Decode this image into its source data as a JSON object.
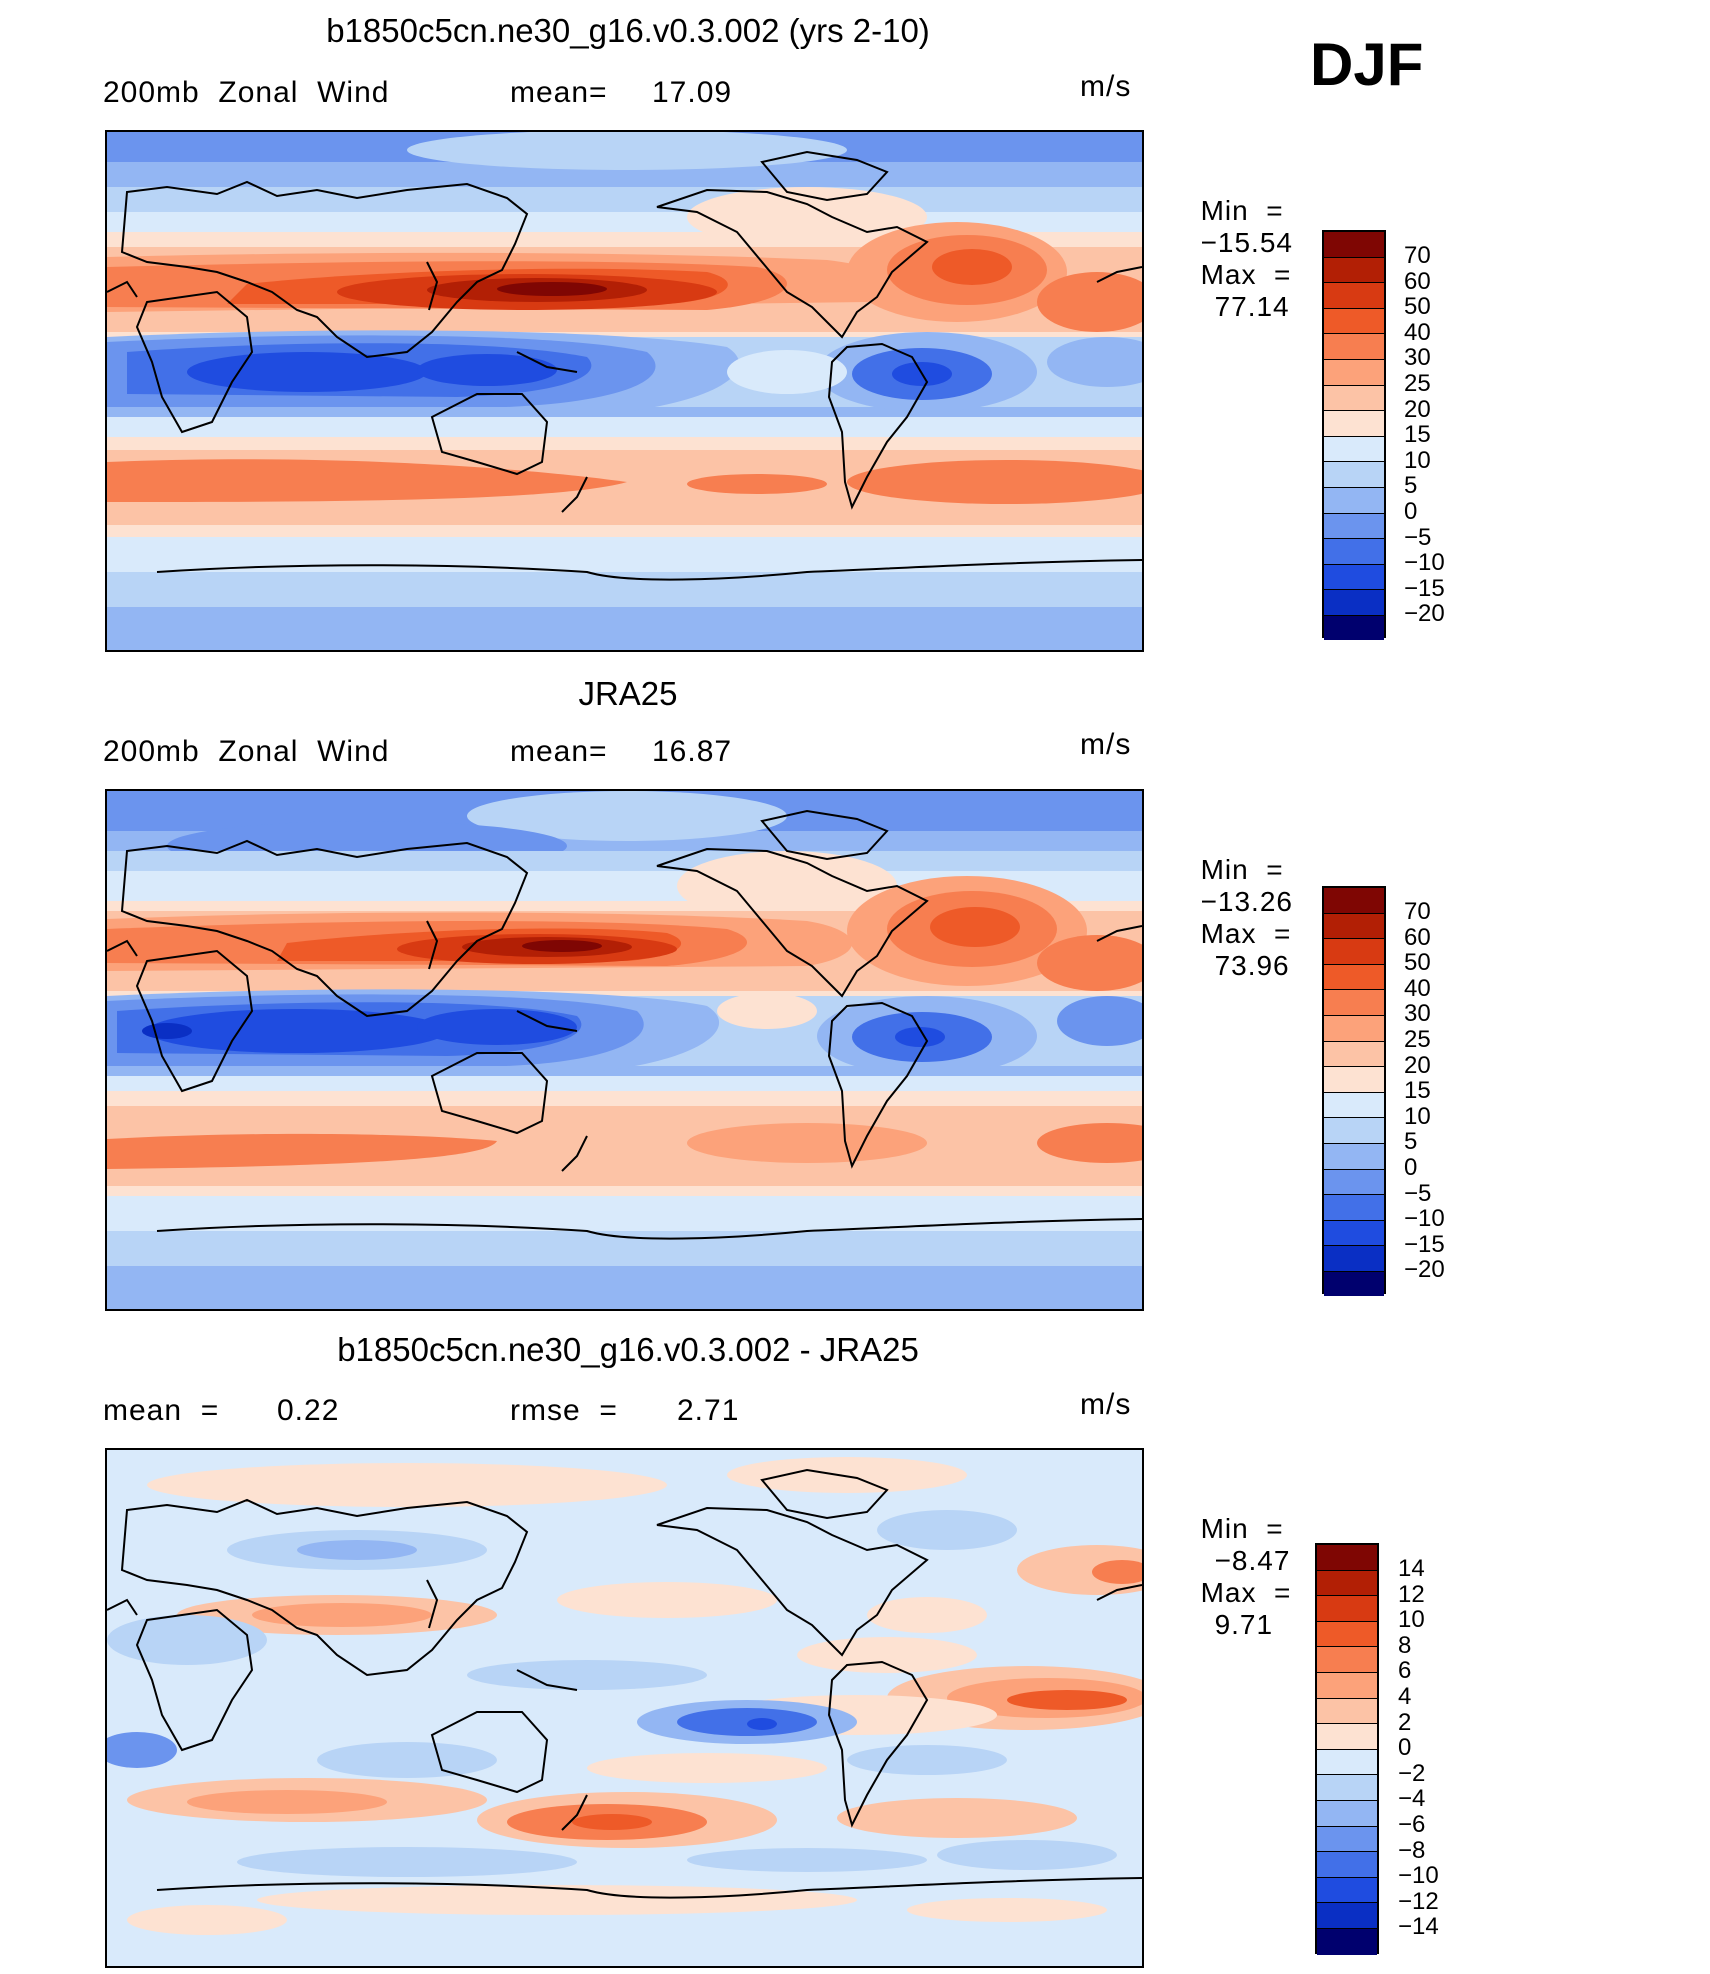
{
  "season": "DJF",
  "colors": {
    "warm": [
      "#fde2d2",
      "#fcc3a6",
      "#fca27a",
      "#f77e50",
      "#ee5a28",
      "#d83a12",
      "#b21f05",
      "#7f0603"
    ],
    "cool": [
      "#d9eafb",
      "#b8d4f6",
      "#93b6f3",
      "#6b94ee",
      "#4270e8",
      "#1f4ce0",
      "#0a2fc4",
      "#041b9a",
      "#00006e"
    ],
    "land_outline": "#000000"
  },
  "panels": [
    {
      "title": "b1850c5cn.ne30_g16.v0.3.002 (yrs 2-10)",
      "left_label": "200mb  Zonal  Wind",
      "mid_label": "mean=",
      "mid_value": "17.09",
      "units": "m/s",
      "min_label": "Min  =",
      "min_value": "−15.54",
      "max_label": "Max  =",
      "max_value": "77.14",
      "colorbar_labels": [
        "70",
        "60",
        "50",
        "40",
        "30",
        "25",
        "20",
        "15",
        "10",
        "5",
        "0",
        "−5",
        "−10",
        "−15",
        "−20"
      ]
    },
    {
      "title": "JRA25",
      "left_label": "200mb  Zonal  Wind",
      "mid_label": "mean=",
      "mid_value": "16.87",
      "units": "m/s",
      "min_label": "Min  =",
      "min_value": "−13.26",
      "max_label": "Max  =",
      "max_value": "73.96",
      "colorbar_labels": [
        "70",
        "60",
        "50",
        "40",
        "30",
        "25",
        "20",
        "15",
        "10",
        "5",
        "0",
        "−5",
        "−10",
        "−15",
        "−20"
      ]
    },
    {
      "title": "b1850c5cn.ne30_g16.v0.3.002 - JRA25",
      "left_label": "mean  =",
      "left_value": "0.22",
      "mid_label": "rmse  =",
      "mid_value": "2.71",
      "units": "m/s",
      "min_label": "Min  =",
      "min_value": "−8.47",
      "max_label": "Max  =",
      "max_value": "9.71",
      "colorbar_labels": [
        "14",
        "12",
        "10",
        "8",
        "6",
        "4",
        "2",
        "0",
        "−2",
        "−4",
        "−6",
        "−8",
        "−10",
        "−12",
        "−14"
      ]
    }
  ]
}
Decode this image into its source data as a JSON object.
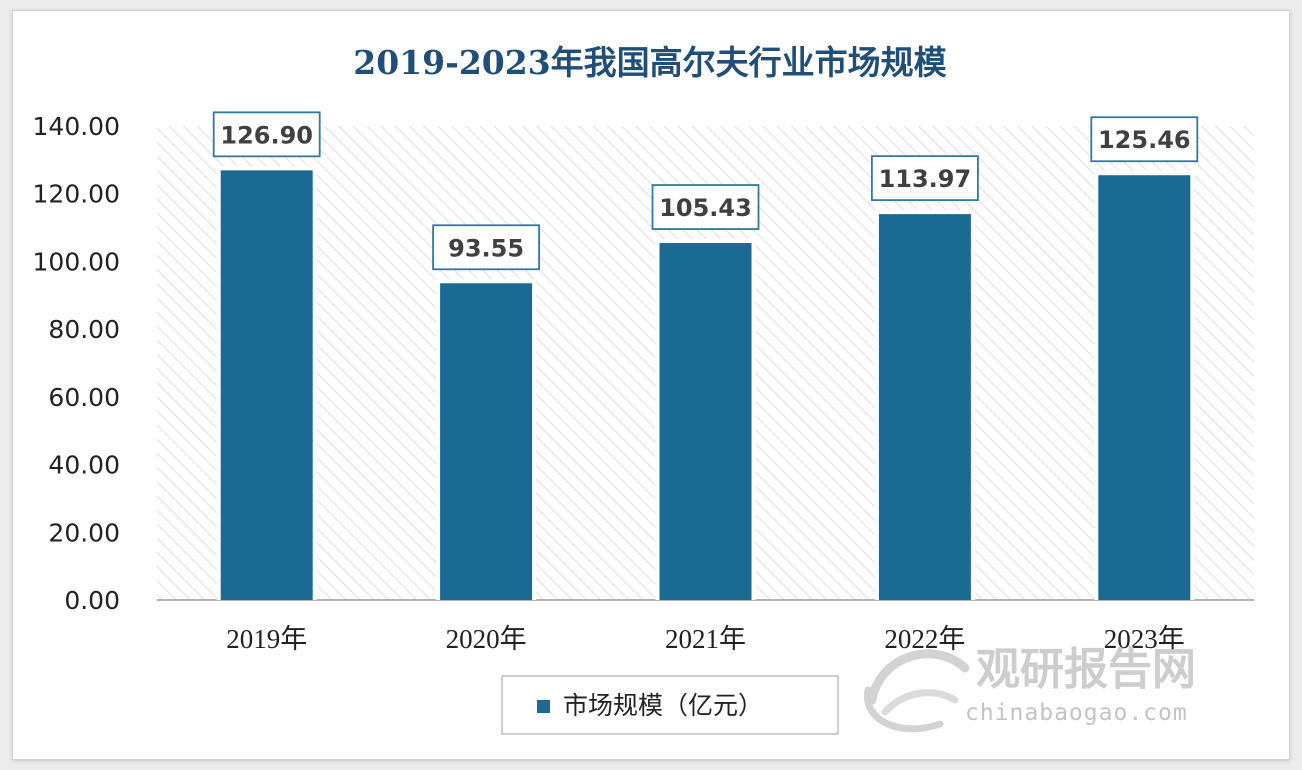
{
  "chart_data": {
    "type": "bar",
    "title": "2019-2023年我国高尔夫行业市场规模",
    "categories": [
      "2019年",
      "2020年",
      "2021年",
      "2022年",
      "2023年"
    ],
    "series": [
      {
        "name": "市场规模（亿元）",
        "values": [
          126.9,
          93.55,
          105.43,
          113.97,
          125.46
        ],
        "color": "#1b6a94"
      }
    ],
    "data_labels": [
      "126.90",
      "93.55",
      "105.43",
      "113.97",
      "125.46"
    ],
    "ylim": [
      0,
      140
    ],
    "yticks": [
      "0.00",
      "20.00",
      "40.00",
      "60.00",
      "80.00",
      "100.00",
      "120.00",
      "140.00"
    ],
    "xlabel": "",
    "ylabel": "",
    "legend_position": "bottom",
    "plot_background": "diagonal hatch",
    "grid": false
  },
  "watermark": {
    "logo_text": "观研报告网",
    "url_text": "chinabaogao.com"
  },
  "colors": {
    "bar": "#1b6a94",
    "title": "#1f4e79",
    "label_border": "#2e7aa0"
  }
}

───

=== Job ===
In your copy, repeat each record exactly and include no pictures.

=== Finished task ===
Decode this image into its source data as a JSON object.
{
  "season": "DJF",
  "colors": {
    "warm": [
      "#fde2d2",
      "#fcc3a6",
      "#fca27a",
      "#f77e50",
      "#ee5a28",
      "#d83a12",
      "#b21f05",
      "#7f0603"
    ],
    "cool": [
      "#d9eafb",
      "#b8d4f6",
      "#93b6f3",
      "#6b94ee",
      "#4270e8",
      "#1f4ce0",
      "#0a2fc4",
      "#041b9a",
      "#00006e"
    ],
    "land_outline": "#000000"
  },
  "panels": [
    {
      "title": "b1850c5cn.ne30_g16.v0.3.002 (yrs 2-10)",
      "left_label": "200mb  Zonal  Wind",
      "mid_label": "mean=",
      "mid_value": "17.09",
      "units": "m/s",
      "min_label": "Min  =",
      "min_value": "−15.54",
      "max_label": "Max  =",
      "max_value": "77.14",
      "colorbar_labels": [
        "70",
        "60",
        "50",
        "40",
        "30",
        "25",
        "20",
        "15",
        "10",
        "5",
        "0",
        "−5",
        "−10",
        "−15",
        "−20"
      ]
    },
    {
      "title": "JRA25",
      "left_label": "200mb  Zonal  Wind",
      "mid_label": "mean=",
      "mid_value": "16.87",
      "units": "m/s",
      "min_label": "Min  =",
      "min_value": "−13.26",
      "max_label": "Max  =",
      "max_value": "73.96",
      "colorbar_labels": [
        "70",
        "60",
        "50",
        "40",
        "30",
        "25",
        "20",
        "15",
        "10",
        "5",
        "0",
        "−5",
        "−10",
        "−15",
        "−20"
      ]
    },
    {
      "title": "b1850c5cn.ne30_g16.v0.3.002 - JRA25",
      "left_label": "mean  =",
      "left_value": "0.22",
      "mid_label": "rmse  =",
      "mid_value": "2.71",
      "units": "m/s",
      "min_label": "Min  =",
      "min_value": "−8.47",
      "max_label": "Max  =",
      "max_value": "9.71",
      "colorbar_labels": [
        "14",
        "12",
        "10",
        "8",
        "6",
        "4",
        "2",
        "0",
        "−2",
        "−4",
        "−6",
        "−8",
        "−10",
        "−12",
        "−14"
      ]
    }
  ]
}
Decode this image into its source data as a JSON object.
{
  "chart_data": {
    "type": "bar",
    "title": "2019-2023年我国高尔夫行业市场规模",
    "categories": [
      "2019年",
      "2020年",
      "2021年",
      "2022年",
      "2023年"
    ],
    "series": [
      {
        "name": "市场规模（亿元）",
        "values": [
          126.9,
          93.55,
          105.43,
          113.97,
          125.46
        ],
        "color": "#1b6a94"
      }
    ],
    "data_labels": [
      "126.90",
      "93.55",
      "105.43",
      "113.97",
      "125.46"
    ],
    "ylim": [
      0,
      140
    ],
    "yticks": [
      "0.00",
      "20.00",
      "40.00",
      "60.00",
      "80.00",
      "100.00",
      "120.00",
      "140.00"
    ],
    "xlabel": "",
    "ylabel": "",
    "legend_position": "bottom",
    "plot_background": "diagonal hatch",
    "grid": false
  },
  "watermark": {
    "logo_text": "观研报告网",
    "url_text": "chinabaogao.com"
  },
  "colors": {
    "bar": "#1b6a94",
    "title": "#1f4e79",
    "label_border": "#2e7aa0"
  }
}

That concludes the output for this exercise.